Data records
+++
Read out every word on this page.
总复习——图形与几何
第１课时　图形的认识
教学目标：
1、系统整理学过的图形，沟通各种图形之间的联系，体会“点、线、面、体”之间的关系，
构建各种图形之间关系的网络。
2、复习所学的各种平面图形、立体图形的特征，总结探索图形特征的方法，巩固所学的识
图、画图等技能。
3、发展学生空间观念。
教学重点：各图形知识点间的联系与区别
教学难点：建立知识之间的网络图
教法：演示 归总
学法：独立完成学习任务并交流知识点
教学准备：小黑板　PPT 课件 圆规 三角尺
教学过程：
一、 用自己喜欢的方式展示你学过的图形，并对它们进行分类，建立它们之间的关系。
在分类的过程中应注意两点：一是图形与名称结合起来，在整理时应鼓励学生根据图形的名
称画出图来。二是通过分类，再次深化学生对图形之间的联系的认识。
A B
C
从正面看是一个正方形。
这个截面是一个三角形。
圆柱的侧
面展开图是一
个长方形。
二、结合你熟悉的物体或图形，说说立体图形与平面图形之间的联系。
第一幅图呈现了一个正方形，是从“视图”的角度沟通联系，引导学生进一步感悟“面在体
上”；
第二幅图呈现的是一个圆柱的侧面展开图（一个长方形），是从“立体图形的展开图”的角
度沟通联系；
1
+++
(Task directions) Reproduce all of the records exactly.

(Answer to this exercise)
Read out every word on this page.
总复习——图形与几何
第１课时　图形的认识
教学目标：
1、系统整理学过的图形，沟通各种图形之间的联系，体会“点、线、面、体”之间的关系，
构建各种图形之间关系的网络。
2、复习所学的各种平面图形、立体图形的特征，总结探索图形特征的方法，巩固所学的识
图、画图等技能。
3、发展学生空间观念。
教学重点：各图形知识点间的联系与区别
教学难点：建立知识之间的网络图
教法：演示 归总
学法：独立完成学习任务并交流知识点
教学准备：小黑板　PPT 课件 圆规 三角尺
教学过程：
一、 用自己喜欢的方式展示你学过的图形，并对它们进行分类，建立它们之间的关系。
在分类的过程中应注意两点：一是图形与名称结合起来，在整理时应鼓励学生根据图形的名
称画出图来。二是通过分类，再次深化学生对图形之间的联系的认识。
A B
C
从正面看是一个正方形。
这个截面是一个三角形。
圆柱的侧
面展开图是一
个长方形。
二、结合你熟悉的物体或图形，说说立体图形与平面图形之间的联系。
第一幅图呈现了一个正方形，是从“视图”的角度沟通联系，引导学生进一步感悟“面在体
上”；
第二幅图呈现的是一个圆柱的侧面展开图（一个长方形），是从“立体图形的展开图”的角
度沟通联系；
1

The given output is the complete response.